### Job
Retype the material below. Keep every word exactly as it is.

### Data excerpts
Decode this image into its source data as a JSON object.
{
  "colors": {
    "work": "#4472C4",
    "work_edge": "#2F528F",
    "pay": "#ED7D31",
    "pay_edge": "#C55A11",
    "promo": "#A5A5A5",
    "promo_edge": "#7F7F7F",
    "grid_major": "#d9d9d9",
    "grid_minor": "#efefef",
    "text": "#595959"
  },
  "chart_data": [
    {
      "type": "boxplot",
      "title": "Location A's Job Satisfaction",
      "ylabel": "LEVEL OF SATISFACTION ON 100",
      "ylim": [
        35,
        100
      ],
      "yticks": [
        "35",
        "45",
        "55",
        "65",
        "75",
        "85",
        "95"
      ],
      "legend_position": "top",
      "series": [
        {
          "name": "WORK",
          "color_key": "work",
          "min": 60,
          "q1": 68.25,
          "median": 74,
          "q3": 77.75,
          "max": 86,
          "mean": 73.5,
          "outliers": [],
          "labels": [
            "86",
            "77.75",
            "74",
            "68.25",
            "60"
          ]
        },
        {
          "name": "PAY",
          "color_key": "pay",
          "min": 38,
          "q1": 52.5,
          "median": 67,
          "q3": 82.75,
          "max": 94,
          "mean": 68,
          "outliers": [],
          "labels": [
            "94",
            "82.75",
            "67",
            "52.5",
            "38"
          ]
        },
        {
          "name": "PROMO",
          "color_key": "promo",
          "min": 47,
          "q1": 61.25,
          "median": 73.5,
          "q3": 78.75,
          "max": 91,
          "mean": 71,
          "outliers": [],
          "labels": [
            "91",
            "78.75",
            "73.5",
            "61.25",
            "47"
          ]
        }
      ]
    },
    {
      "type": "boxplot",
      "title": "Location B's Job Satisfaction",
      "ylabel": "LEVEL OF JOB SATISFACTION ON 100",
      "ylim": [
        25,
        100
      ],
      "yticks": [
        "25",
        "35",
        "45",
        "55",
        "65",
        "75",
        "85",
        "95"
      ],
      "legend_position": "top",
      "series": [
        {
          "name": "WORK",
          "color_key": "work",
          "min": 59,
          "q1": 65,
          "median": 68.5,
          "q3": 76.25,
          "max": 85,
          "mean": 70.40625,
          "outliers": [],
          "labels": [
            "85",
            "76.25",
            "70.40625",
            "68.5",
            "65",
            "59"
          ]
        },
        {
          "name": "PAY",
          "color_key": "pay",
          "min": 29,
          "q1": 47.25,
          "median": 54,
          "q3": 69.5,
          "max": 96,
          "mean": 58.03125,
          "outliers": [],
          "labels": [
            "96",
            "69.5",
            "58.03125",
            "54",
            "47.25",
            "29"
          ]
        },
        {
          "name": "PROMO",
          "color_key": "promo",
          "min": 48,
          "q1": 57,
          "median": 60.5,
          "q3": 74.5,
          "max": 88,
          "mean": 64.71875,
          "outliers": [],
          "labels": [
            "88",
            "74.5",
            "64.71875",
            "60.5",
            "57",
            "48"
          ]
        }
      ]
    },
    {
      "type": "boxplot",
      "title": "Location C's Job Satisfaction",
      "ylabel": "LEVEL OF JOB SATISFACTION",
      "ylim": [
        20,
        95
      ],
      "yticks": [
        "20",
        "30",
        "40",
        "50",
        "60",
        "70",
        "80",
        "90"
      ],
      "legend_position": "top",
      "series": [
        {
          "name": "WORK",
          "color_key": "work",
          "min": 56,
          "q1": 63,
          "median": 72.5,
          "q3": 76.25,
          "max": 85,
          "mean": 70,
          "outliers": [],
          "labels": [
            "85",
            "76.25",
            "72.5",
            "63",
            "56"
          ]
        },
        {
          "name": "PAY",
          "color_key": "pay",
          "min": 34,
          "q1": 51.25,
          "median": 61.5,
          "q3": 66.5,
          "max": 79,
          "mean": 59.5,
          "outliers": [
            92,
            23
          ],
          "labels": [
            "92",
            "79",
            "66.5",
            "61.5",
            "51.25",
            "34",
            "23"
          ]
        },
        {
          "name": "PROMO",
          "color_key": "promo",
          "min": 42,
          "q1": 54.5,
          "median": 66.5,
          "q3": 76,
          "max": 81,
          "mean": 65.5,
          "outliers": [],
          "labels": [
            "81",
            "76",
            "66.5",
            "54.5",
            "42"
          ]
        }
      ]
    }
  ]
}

### Full answer
Decode this image into its source data as a JSON object.
{
  "colors": {
    "work": "#4472C4",
    "work_edge": "#2F528F",
    "pay": "#ED7D31",
    "pay_edge": "#C55A11",
    "promo": "#A5A5A5",
    "promo_edge": "#7F7F7F",
    "grid_major": "#d9d9d9",
    "grid_minor": "#efefef",
    "text": "#595959"
  },
  "chart_data": [
    {
      "type": "boxplot",
      "title": "Location A's Job Satisfaction",
      "ylabel": "LEVEL OF SATISFACTION ON 100",
      "ylim": [
        35,
        100
      ],
      "yticks": [
        "35",
        "45",
        "55",
        "65",
        "75",
        "85",
        "95"
      ],
      "legend_position": "top",
      "series": [
        {
          "name": "WORK",
          "color_key": "work",
          "min": 60,
          "q1": 68.25,
          "median": 74,
          "q3": 77.75,
          "max": 86,
          "mean": 73.5,
          "outliers": [],
          "labels": [
            "86",
            "77.75",
            "74",
            "68.25",
            "60"
          ]
        },
        {
          "name": "PAY",
          "color_key": "pay",
          "min": 38,
          "q1": 52.5,
          "median": 67,
          "q3": 82.75,
          "max": 94,
          "mean": 68,
          "outliers": [],
          "labels": [
            "94",
            "82.75",
            "67",
            "52.5",
            "38"
          ]
        },
        {
          "name": "PROMO",
          "color_key": "promo",
          "min": 47,
          "q1": 61.25,
          "median": 73.5,
          "q3": 78.75,
          "max": 91,
          "mean": 71,
          "outliers": [],
          "labels": [
            "91",
            "78.75",
            "73.5",
            "61.25",
            "47"
          ]
        }
      ]
    },
    {
      "type": "boxplot",
      "title": "Location B's Job Satisfaction",
      "ylabel": "LEVEL OF JOB SATISFACTION ON 100",
      "ylim": [
        25,
        100
      ],
      "yticks": [
        "25",
        "35",
        "45",
        "55",
        "65",
        "75",
        "85",
        "95"
      ],
      "legend_position": "top",
      "series": [
        {
          "name": "WORK",
          "color_key": "work",
          "min": 59,
          "q1": 65,
          "median": 68.5,
          "q3": 76.25,
          "max": 85,
          "mean": 70.40625,
          "outliers": [],
          "labels": [
            "85",
            "76.25",
            "70.40625",
            "68.5",
            "65",
            "59"
          ]
        },
        {
          "name": "PAY",
          "color_key": "pay",
          "min": 29,
          "q1": 47.25,
          "median": 54,
          "q3": 69.5,
          "max": 96,
          "mean": 58.03125,
          "outliers": [],
          "labels": [
            "96",
            "69.5",
            "58.03125",
            "54",
            "47.25",
            "29"
          ]
        },
        {
          "name": "PROMO",
          "color_key": "promo",
          "min": 48,
          "q1": 57,
          "median": 60.5,
          "q3": 74.5,
          "max": 88,
          "mean": 64.71875,
          "outliers": [],
          "labels": [
            "88",
            "74.5",
            "64.71875",
            "60.5",
            "57",
            "48"
          ]
        }
      ]
    },
    {
      "type": "boxplot",
      "title": "Location C's Job Satisfaction",
      "ylabel": "LEVEL OF JOB SATISFACTION",
      "ylim": [
        20,
        95
      ],
      "yticks": [
        "20",
        "30",
        "40",
        "50",
        "60",
        "70",
        "80",
        "90"
      ],
      "legend_position": "top",
      "series": [
        {
          "name": "WORK",
          "color_key": "work",
          "min": 56,
          "q1": 63,
          "median": 72.5,
          "q3": 76.25,
          "max": 85,
          "mean": 70,
          "outliers": [],
          "labels": [
            "85",
            "76.25",
            "72.5",
            "63",
            "56"
          ]
        },
        {
          "name": "PAY",
          "color_key": "pay",
          "min": 34,
          "q1": 51.25,
          "median": 61.5,
          "q3": 66.5,
          "max": 79,
          "mean": 59.5,
          "outliers": [
            92,
            23
          ],
          "labels": [
            "92",
            "79",
            "66.5",
            "61.5",
            "51.25",
            "34",
            "23"
          ]
        },
        {
          "name": "PROMO",
          "color_key": "promo",
          "min": 42,
          "q1": 54.5,
          "median": 66.5,
          "q3": 76,
          "max": 81,
          "mean": 65.5,
          "outliers": [],
          "labels": [
            "81",
            "76",
            "66.5",
            "54.5",
            "42"
          ]
        }
      ]
    }
  ]
}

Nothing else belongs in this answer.